===== EXCERPTED TEXT =====

In 2015, the Legislature reduced the rates of the business profits tax and business enterprise tax, which had stood at 8.5 percent and 0.75 percent, respectively, since 2001, to 8.2 percent and 0.72 percent. The legislation further provided that the BPT rate would drop to 7.9 percent and the BET to 0.675 in the 2018 fiscal year if revenues to the general and education trust funds reached $4.64 billion in FYs 2016 and 2017 — a threshold expected to be met.

The FY 2018-19 budget adopted this year provides for lowering rates further in FYs 2019 and 2021, when the BPT would drop to 7.7 percent and 7.5 percent while the BET would drop to 0.60 percent and 0.50 percent. Unlike the first round of reductions, the second is not subject to revenues meeting a threshold.

The Department of Revenue Administration, without allowing for price inflation or projecting economic conditions, estimated the second round of rate cuts could reduce revenues by $11 million in FY 2019, $85.9 million in the FYs 2020-2021 biennium and $81.1 million in FY 2022. 

Apart from trimming tax rates, the Legislature has also expanded credits and deductions from business taxes.

The cap on the research and development credit against the BPT was doubled to $2 million in FY 2013 and raised to $7 million in FY 2018. The deduction for particular property purchases was increased from $25,000 to $100,000 in FY 2017 and to $500,000 in FY 2018 and is projected to reduce BPT revenue by $9.7 million in FYs 2018-19. 

‘The bottom line’

Both rounds of tax cuts were initiated by the Republican majority in the Senate.

“We can no longer avoid the impact of business taxes on our ability to retain and grow jobs,” wrote Senate Majority Leader Jeb Bradley, R-Wolfeboro, who sponsored both rounds of tax cuts.

Likewise, Sen. Andy Sanborn, R-Bedford, told NH1, “We have to recognize that 27 states in America have also cut taxes. Every single one of them have cut taxes further, deeper or bigger, than New Hampshire has. So even though we’re looking at tax policy to make tax reductions, we continue to fall further and further behind even if we do something. We’ve got to be more competitive.”

The first cuts met resistance from then-Gov. Maggie Hassan, who, after vetoing the FY 2015-16 budget, relented when the reductions slated for FY 2018 were tied to revenues meeting a threshold. After pitching lower business taxes during his campaign, Gov. Chris Sununu was quick to embrace the second round of cuts, which he said would accelerate growth of the economy and attract businesses to the state.

But Democratic lawmakers have opposed reducing taxes from the outset. “We’re going to lose 10 percent of our revenue,” said Rep. Susan Almy of Lebanon, a veteran of the House Ways and Means Committee. “That’s the bottom line. The money doesn’t come back to the government.”

Noting that the projected shortfall in FY 2019 would equal the annual appropriation to the university system, she said revenues would not keep pace with the rising costs of other departments and agencies, especially the Department of Corrections, which she called “the poster child of our fiscal challenge.”

===== EXCERPTED RECORDS =====

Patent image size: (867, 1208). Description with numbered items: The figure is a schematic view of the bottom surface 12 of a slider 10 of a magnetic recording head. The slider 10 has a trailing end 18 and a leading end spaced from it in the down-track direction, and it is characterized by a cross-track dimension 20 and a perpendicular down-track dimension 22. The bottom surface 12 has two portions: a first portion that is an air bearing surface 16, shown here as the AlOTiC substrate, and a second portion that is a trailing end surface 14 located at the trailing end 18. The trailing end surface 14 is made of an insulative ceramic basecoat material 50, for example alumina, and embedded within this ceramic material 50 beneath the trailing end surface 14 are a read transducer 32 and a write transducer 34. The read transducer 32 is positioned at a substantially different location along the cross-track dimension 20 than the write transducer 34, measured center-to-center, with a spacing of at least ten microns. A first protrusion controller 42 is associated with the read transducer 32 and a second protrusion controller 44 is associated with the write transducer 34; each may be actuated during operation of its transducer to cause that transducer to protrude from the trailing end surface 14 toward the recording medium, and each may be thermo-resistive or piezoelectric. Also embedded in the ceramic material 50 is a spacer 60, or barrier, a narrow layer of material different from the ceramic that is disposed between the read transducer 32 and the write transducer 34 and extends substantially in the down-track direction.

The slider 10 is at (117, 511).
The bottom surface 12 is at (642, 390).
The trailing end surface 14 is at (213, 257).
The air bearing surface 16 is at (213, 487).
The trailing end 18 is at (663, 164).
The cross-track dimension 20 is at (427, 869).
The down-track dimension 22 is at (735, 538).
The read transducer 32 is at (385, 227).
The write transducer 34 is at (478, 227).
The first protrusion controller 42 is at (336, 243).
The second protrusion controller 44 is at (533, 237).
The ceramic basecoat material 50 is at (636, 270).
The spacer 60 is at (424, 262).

=====

SHORT TASK 1
In the business tax text, what reason does Sen. Andy Sanborn give for saying New Hampshire must become more competitive?
SHORT TASK 2
Retype the passage of the business tax text starting with "In 2015, the" and going on through "expected to be met.".
SHORT TASK 3
Recast the paragraph of the business tax text that begins "The cap on the research and development credit" as a bulleted list that keeps its main facts.

WRITTEN ANSWER 1
He says 27 states have cut taxes, and each has cut them further, deeper or bigger than New Hampshire. As a result, the state keeps falling further behind even when it reduces taxes.

WRITTEN ANSWER 2
In 2015, the Legislature reduced the rates of the business profits tax and business enterprise tax, which had stood at 8.5 percent and 0.75 percent, respectively, since 2001, to 8.2 percent and 0.72 percent. The legislation further provided that the BPT rate would drop to 7.9 percent and the BET to 0.675 in the 2018 fiscal year if revenues to the general and education trust funds reached $4.64 billion in FYs 2016 and 2017 — a threshold expected to be met.

WRITTEN ANSWER 3
- Research and development credit against the BPT: cap doubled to $2 million in FY 2013 and raised to $7 million in FY 2018.
- Deduction for particular property purchases: increased from $25,000 to $100,000 in FY 2017 and to $500,000 in FY 2018.
- Projected effect of the deduction: a $9.7 million reduction in BPT revenue in FYs 2018-19.